*Requirements:* In the entries below, find the lines that contain the word "klarat" and copy them.

## Start Material for the task

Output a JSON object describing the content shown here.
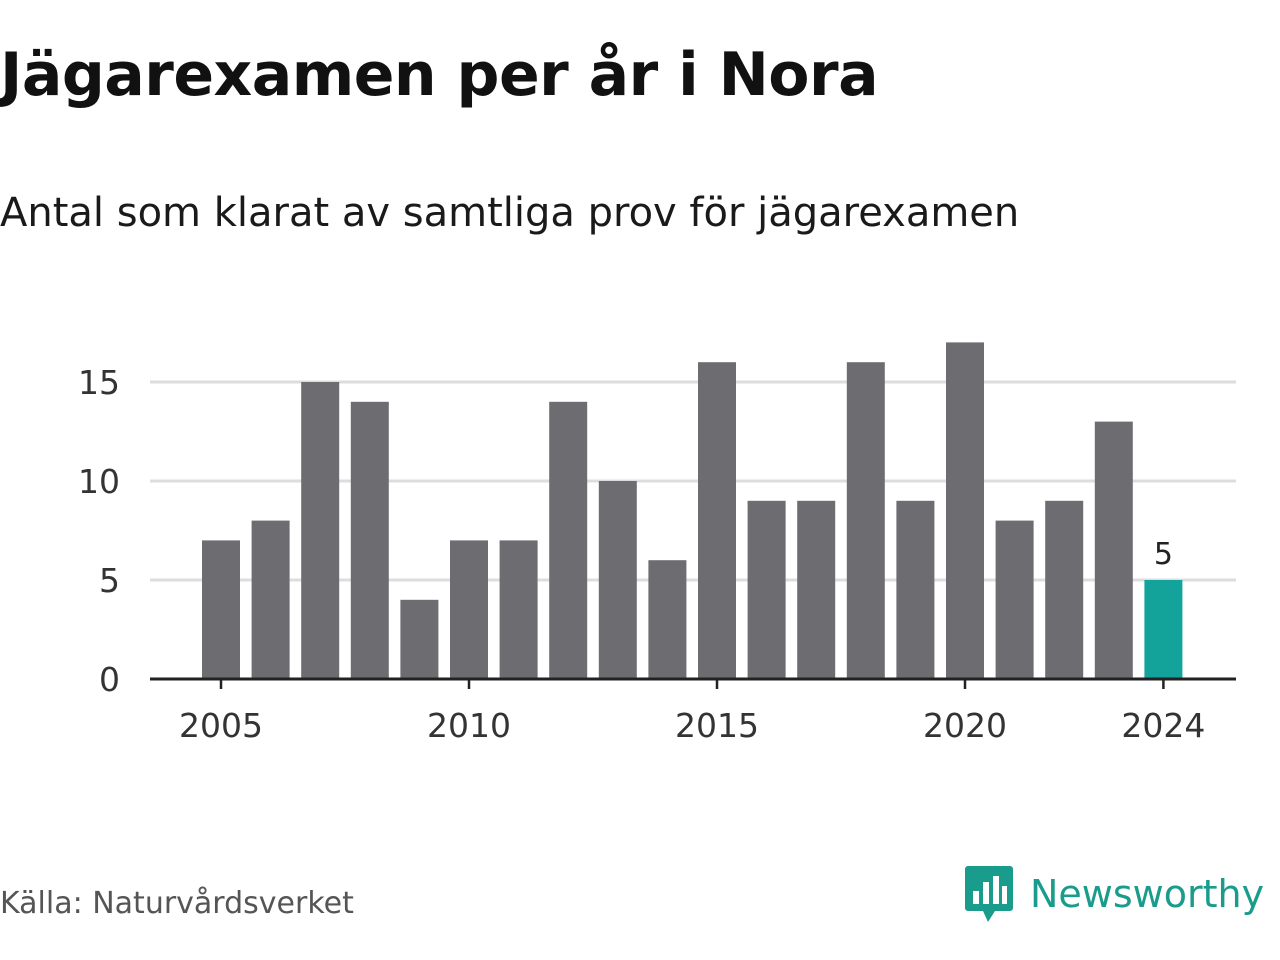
{
  "header": {
    "title": "Jägarexamen per år i Nora",
    "subtitle": "Antal som klarat av samtliga prov för jägarexamen"
  },
  "footer": {
    "source": "Källa: Naturvårdsverket",
    "brand": "Newsworthy",
    "brand_icon": "newsworthy-chart-bubble-icon"
  },
  "colors": {
    "bar": "#6d6c71",
    "highlight": "#14a39a",
    "grid": "#dddddd",
    "axis": "#222222",
    "brand": "#1a9c8c"
  },
  "chart_data": {
    "type": "bar",
    "categories": [
      2005,
      2006,
      2007,
      2008,
      2009,
      2010,
      2011,
      2012,
      2013,
      2014,
      2015,
      2016,
      2017,
      2018,
      2019,
      2020,
      2021,
      2022,
      2023,
      2024
    ],
    "values": [
      7,
      8,
      15,
      14,
      4,
      7,
      7,
      14,
      10,
      6,
      16,
      9,
      9,
      16,
      9,
      17,
      8,
      9,
      13,
      5
    ],
    "title": "Jägarexamen per år i Nora",
    "subtitle": "Antal som klarat av samtliga prov för jägarexamen",
    "xlabel": "",
    "ylabel": "",
    "ylim": [
      0,
      17
    ],
    "y_ticks": [
      "0",
      "5",
      "10",
      "15"
    ],
    "x_ticks": [
      "2005",
      "2010",
      "2015",
      "2020",
      "2024"
    ],
    "highlight": {
      "category": 2024,
      "label": "5"
    },
    "grid": true
  }
}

## End Material for the task

*Answer to the task:*
    "subtitle": "Antal som klarat av samtliga prov för jägarexamen"
    "subtitle": "Antal som klarat av samtliga prov för jägarexamen",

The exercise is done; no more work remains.